··· Dataset records

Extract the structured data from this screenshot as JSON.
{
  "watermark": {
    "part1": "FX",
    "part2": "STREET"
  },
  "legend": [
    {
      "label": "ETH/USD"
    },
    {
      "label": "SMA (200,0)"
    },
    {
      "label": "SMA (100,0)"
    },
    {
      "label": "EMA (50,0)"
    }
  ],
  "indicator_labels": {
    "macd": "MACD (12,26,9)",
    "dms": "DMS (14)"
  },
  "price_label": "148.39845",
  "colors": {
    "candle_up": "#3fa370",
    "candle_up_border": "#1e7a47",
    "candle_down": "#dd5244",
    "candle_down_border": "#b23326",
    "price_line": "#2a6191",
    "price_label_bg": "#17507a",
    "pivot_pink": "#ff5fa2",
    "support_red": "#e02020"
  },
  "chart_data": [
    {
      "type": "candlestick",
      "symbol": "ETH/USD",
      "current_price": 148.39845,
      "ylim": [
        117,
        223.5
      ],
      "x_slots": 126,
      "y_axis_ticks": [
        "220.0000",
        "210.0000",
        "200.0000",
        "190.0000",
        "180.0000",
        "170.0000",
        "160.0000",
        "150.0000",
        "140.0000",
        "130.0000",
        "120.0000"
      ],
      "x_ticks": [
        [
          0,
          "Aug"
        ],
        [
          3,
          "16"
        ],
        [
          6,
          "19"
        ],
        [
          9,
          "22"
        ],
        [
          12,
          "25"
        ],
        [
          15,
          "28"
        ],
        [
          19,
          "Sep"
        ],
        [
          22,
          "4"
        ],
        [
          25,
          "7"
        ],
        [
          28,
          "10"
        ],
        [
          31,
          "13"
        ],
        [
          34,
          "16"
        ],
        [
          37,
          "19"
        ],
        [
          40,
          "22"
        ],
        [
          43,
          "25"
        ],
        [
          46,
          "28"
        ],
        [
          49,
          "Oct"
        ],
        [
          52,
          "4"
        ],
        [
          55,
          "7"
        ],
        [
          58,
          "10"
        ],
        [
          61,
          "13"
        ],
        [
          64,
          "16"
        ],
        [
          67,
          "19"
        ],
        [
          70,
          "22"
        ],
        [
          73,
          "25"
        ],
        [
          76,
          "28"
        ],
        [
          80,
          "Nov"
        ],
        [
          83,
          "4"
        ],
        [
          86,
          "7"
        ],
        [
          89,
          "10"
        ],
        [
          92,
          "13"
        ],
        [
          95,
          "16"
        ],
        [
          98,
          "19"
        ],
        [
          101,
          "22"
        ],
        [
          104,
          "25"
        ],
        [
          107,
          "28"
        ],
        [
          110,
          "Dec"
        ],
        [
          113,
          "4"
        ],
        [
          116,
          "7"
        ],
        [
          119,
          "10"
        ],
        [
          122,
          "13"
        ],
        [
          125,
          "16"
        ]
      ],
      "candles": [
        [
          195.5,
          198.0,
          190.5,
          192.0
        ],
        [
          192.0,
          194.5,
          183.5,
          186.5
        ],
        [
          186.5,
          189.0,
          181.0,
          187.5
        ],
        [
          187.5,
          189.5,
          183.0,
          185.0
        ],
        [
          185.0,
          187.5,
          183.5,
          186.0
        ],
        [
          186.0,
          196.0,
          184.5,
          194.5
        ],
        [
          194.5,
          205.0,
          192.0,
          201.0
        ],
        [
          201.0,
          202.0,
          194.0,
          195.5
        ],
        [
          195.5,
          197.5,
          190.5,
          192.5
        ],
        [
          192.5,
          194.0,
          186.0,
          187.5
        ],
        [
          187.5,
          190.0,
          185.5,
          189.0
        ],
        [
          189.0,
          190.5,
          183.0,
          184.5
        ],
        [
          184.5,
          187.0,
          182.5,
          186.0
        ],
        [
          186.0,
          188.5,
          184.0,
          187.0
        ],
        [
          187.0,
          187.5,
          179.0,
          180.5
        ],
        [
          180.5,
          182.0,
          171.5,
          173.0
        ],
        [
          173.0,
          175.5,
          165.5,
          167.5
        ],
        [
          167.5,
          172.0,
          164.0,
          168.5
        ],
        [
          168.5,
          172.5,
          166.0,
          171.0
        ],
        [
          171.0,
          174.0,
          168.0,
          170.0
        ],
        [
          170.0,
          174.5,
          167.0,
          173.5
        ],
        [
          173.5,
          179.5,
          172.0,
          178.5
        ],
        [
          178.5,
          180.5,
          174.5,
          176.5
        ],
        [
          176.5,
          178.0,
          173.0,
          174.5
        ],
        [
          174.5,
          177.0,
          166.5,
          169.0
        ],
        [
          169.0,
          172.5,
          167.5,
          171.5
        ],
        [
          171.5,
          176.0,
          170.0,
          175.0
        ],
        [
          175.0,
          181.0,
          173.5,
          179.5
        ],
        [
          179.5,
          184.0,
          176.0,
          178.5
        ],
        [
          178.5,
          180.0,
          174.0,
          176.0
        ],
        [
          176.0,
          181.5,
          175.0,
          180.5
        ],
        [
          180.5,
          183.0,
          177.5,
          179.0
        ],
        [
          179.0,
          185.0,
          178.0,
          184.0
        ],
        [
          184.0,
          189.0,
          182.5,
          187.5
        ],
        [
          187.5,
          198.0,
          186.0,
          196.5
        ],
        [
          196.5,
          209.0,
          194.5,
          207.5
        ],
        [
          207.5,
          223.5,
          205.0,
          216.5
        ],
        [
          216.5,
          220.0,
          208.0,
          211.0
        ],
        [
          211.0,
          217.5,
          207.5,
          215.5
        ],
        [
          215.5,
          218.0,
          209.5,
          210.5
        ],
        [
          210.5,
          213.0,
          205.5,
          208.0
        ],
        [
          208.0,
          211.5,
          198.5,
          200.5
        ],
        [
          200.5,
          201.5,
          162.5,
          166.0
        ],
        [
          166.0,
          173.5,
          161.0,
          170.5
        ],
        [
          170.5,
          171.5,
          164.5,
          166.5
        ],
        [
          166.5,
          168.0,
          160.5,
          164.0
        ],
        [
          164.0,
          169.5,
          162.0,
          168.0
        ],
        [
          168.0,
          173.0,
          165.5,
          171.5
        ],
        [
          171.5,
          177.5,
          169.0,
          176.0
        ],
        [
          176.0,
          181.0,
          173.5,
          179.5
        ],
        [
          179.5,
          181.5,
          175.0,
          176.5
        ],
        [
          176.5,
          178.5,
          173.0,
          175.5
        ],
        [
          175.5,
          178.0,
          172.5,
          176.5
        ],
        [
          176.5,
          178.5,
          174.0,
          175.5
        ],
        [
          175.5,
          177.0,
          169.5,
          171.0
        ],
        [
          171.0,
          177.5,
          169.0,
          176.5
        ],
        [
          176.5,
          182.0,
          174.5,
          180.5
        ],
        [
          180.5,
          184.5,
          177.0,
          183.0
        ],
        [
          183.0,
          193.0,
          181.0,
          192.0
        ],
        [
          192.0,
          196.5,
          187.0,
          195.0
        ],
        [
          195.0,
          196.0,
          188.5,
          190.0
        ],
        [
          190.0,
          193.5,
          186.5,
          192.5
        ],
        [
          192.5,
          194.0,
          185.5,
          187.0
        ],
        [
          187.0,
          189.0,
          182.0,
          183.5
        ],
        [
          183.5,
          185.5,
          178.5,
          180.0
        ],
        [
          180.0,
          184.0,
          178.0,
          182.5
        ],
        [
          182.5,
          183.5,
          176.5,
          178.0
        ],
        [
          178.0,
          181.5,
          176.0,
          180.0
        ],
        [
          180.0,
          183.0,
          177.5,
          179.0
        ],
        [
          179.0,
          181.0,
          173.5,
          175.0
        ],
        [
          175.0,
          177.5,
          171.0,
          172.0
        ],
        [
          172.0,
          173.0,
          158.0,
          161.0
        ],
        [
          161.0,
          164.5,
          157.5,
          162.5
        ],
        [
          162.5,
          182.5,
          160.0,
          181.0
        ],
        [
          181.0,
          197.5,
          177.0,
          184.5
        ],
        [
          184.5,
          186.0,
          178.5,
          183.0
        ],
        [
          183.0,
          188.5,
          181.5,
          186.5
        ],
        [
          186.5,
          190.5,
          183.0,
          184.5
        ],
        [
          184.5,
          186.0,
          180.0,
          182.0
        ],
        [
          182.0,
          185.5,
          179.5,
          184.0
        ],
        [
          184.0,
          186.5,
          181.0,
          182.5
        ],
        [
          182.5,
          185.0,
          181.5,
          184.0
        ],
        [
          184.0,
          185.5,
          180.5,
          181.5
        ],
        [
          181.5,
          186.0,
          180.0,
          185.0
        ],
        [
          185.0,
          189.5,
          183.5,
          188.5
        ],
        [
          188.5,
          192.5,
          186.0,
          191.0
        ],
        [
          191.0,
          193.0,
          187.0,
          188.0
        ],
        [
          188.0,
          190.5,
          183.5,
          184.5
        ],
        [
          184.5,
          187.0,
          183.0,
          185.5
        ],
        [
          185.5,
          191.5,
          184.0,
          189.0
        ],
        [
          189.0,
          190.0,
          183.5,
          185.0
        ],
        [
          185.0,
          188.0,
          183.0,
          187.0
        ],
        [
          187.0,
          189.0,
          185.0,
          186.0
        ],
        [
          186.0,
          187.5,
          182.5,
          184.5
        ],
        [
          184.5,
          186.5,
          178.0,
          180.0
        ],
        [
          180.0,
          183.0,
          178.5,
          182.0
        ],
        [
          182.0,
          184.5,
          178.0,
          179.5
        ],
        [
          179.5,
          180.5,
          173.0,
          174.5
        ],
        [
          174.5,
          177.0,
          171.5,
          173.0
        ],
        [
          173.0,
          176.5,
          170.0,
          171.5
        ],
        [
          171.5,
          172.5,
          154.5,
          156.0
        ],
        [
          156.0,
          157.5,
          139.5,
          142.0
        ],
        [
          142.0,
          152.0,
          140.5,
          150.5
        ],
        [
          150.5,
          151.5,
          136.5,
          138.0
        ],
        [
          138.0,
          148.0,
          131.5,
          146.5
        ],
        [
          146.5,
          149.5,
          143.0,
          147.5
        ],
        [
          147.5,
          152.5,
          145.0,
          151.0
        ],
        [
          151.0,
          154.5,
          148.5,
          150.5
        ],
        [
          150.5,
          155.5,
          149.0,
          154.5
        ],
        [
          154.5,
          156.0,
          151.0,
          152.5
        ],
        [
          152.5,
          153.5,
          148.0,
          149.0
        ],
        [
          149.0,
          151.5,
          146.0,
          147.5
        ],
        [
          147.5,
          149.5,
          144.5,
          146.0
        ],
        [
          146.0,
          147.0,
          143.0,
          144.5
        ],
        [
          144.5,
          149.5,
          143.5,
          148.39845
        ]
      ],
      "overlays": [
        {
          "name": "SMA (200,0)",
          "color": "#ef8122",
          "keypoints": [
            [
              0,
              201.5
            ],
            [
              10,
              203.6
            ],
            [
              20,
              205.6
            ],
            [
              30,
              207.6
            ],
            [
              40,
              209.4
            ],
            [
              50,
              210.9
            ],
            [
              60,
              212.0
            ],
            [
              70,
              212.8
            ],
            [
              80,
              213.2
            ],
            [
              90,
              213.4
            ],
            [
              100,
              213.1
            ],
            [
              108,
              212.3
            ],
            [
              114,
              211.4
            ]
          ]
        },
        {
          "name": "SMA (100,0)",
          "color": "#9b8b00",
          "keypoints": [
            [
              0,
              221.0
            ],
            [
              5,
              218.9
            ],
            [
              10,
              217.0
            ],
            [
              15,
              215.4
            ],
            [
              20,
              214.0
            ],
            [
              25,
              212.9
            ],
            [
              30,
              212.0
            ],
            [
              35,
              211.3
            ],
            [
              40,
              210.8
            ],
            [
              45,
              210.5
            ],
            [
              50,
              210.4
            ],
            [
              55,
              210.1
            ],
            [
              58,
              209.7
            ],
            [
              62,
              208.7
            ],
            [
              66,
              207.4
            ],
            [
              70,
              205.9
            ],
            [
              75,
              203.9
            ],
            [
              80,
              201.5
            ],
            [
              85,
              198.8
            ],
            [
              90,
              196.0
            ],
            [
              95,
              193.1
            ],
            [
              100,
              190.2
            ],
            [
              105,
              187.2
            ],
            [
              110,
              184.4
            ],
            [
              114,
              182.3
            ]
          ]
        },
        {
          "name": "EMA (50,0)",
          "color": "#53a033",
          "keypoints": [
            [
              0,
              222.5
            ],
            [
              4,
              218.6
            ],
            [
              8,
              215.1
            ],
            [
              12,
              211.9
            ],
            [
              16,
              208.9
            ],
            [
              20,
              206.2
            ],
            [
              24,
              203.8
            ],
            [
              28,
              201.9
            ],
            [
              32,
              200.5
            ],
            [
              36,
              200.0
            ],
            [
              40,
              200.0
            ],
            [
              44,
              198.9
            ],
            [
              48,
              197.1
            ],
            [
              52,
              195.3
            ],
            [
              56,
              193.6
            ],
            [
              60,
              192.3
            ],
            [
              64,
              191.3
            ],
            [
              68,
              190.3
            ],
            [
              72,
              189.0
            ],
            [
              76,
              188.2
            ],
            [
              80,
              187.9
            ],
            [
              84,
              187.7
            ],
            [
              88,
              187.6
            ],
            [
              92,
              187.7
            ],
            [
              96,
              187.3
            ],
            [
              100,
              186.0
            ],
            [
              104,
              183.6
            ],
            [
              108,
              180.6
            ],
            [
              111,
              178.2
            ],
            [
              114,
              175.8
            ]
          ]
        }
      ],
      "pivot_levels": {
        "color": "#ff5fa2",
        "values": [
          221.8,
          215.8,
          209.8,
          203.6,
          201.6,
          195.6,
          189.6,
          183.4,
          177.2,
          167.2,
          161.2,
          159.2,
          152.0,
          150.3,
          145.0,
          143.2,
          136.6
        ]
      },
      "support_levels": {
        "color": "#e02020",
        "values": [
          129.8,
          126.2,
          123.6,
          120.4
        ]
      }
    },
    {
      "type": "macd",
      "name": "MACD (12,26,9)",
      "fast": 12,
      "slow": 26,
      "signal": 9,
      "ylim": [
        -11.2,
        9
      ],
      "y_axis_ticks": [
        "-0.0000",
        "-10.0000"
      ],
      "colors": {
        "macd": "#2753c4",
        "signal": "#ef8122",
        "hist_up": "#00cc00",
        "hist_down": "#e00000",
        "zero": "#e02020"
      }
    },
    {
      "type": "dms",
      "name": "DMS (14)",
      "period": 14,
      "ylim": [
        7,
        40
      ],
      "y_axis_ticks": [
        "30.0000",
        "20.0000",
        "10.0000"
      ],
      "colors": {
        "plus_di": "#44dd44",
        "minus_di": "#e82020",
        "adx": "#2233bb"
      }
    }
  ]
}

······

:: Required work ::
Find the lines of the material that hold the word "name" and report their count alone.

:: Expected output ::
5